§ **Instructions for the task**:
In the listing below, find every line containing "Amplitude" and copy it out.

§ **Record list**:
• • • • •
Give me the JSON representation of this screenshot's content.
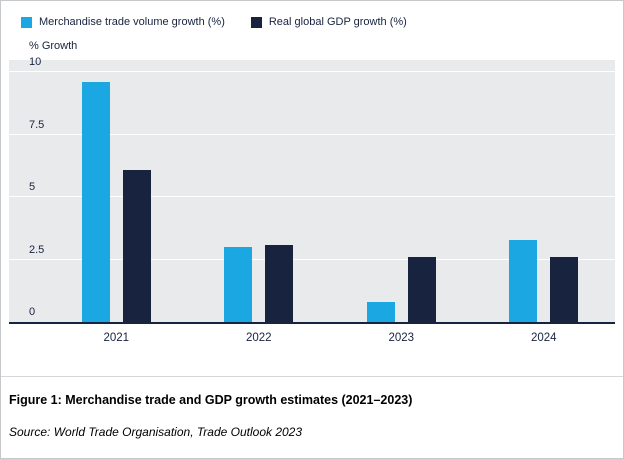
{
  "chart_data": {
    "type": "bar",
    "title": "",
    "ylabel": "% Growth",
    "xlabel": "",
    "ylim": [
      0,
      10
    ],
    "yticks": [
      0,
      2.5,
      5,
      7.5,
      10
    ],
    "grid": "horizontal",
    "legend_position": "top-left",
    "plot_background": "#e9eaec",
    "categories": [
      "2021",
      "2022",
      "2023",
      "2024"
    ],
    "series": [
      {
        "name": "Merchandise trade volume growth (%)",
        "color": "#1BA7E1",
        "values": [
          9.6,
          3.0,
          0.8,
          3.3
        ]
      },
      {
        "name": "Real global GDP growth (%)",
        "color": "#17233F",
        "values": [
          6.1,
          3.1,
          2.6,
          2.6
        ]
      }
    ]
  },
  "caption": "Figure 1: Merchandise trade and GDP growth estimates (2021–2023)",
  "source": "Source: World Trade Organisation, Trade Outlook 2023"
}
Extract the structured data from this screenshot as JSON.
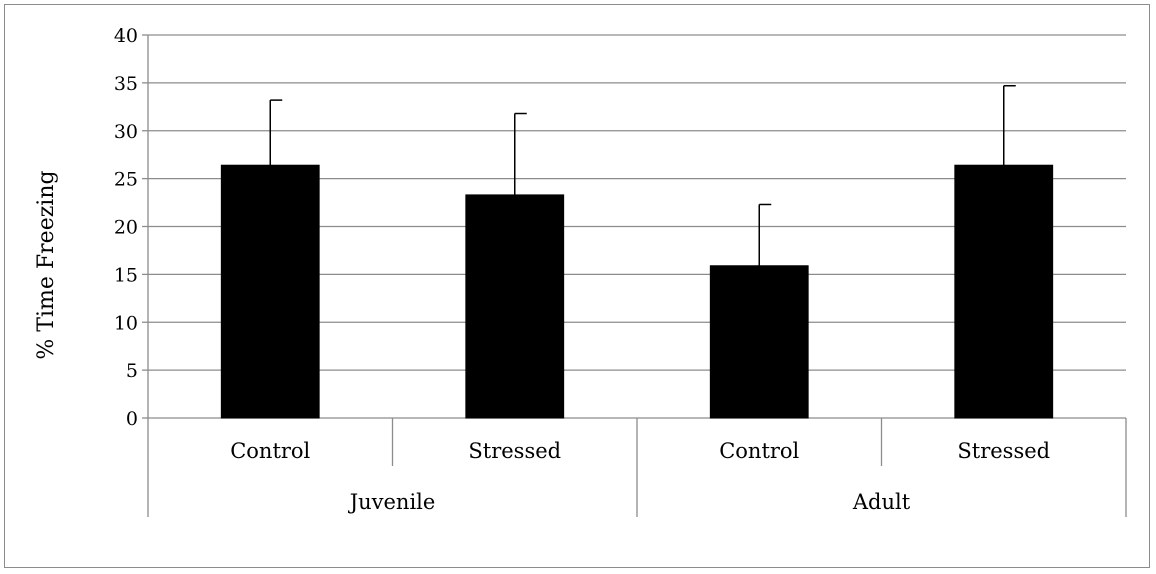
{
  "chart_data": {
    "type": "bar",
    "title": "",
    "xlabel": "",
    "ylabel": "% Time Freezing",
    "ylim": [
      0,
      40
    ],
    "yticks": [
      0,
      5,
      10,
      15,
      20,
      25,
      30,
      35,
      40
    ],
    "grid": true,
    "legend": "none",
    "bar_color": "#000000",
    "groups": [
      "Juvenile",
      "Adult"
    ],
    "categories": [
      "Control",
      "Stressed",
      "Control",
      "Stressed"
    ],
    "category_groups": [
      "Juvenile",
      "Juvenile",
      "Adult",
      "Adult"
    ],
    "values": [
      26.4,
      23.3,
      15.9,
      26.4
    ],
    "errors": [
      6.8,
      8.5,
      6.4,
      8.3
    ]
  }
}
• • • • •
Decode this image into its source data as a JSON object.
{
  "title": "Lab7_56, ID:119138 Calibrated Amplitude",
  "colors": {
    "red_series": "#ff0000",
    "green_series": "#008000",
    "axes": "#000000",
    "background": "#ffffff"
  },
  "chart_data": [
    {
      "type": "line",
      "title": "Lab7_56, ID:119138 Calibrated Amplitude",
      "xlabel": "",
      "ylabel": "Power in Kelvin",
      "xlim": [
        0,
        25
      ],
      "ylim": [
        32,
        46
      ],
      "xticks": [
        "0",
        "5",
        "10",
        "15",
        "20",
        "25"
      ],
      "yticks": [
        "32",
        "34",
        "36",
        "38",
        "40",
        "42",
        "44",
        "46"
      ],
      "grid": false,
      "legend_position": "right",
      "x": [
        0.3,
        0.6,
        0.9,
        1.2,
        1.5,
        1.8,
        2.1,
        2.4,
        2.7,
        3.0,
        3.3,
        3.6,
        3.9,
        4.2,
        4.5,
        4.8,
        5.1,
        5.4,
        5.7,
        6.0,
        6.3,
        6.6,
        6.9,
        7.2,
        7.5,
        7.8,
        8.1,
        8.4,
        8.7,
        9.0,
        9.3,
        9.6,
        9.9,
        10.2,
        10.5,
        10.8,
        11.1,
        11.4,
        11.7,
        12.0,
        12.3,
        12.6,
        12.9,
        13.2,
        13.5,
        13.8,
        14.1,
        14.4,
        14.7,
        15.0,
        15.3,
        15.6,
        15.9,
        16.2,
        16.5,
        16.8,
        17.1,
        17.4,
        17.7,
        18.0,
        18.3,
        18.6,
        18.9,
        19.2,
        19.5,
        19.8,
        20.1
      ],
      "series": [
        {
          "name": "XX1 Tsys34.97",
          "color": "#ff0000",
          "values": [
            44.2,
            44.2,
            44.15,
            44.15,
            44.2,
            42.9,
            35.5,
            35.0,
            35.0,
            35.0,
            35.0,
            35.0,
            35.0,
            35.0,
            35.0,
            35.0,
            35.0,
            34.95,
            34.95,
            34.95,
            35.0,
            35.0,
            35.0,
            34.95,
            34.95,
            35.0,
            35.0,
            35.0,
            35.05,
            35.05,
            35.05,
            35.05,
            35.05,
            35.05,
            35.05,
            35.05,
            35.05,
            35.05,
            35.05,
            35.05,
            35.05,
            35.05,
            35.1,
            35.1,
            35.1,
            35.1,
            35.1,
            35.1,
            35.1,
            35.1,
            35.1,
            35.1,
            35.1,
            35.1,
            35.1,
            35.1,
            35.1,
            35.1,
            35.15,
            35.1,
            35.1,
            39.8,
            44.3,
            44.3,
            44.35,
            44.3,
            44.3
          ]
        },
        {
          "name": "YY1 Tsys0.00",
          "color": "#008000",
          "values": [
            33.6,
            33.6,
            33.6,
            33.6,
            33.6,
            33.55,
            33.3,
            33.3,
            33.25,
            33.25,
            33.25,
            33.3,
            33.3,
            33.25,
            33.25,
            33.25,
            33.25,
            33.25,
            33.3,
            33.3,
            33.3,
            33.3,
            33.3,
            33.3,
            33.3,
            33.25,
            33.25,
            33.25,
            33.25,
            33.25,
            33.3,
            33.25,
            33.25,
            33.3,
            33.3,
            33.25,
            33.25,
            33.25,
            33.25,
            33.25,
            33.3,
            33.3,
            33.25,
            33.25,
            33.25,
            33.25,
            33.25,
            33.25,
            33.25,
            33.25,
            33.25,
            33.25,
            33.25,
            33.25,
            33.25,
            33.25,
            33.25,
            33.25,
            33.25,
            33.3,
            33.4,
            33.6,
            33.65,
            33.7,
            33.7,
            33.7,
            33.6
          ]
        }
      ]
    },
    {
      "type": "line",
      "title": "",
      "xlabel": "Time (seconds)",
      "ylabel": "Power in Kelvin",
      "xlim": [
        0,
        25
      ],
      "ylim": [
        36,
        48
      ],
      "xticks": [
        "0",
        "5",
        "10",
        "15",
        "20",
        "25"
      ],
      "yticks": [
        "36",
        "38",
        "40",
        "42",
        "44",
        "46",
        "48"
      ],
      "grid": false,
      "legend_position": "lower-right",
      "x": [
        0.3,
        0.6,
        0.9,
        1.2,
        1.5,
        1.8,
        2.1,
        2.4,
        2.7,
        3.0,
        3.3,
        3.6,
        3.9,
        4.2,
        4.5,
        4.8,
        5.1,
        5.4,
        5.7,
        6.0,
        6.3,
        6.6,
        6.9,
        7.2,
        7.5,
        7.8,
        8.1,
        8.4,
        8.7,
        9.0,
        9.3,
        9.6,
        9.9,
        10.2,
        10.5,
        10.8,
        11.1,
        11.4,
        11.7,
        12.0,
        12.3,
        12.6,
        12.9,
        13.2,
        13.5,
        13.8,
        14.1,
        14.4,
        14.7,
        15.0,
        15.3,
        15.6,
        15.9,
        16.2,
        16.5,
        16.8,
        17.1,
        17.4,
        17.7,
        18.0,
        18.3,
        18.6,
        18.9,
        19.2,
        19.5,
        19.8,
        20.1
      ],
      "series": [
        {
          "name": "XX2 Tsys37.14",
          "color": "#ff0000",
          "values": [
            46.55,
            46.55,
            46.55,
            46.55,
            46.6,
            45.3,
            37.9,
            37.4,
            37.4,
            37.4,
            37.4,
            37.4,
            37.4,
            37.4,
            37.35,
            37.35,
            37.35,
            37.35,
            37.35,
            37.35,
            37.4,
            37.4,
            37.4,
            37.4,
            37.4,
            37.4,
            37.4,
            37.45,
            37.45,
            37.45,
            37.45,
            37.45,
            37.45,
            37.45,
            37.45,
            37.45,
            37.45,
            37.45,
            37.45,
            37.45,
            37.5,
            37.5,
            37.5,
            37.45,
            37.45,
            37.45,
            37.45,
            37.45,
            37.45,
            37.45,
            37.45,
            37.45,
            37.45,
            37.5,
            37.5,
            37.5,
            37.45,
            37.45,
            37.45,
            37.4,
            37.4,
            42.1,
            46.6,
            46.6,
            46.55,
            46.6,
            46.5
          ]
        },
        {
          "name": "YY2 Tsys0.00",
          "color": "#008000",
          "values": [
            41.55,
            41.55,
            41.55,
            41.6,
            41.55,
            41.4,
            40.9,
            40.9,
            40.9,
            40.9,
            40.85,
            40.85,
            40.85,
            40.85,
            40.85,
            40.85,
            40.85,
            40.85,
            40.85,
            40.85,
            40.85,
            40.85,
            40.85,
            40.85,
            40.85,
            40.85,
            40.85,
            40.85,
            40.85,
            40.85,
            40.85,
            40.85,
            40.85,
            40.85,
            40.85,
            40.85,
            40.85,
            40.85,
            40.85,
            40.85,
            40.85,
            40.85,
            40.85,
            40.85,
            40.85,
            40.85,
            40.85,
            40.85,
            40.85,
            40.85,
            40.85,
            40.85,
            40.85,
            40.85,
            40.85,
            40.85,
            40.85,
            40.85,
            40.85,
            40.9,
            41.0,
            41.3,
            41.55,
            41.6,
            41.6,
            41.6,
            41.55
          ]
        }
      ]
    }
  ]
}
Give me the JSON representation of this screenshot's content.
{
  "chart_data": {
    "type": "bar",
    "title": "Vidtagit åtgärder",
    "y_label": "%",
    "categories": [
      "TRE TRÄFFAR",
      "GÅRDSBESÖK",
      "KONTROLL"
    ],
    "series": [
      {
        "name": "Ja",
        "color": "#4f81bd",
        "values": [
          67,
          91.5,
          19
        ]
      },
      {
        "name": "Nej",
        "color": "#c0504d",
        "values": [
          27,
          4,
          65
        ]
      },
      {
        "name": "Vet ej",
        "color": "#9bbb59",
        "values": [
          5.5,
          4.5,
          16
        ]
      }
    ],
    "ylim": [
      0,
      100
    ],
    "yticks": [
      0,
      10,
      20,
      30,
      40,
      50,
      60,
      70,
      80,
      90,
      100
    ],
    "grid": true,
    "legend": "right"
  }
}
• • • • •
§ **Written solution**:
  "title": "Lab7_56, ID:119138 Calibrated Amplitude",
      "title": "Lab7_56, ID:119138 Calibrated Amplitude",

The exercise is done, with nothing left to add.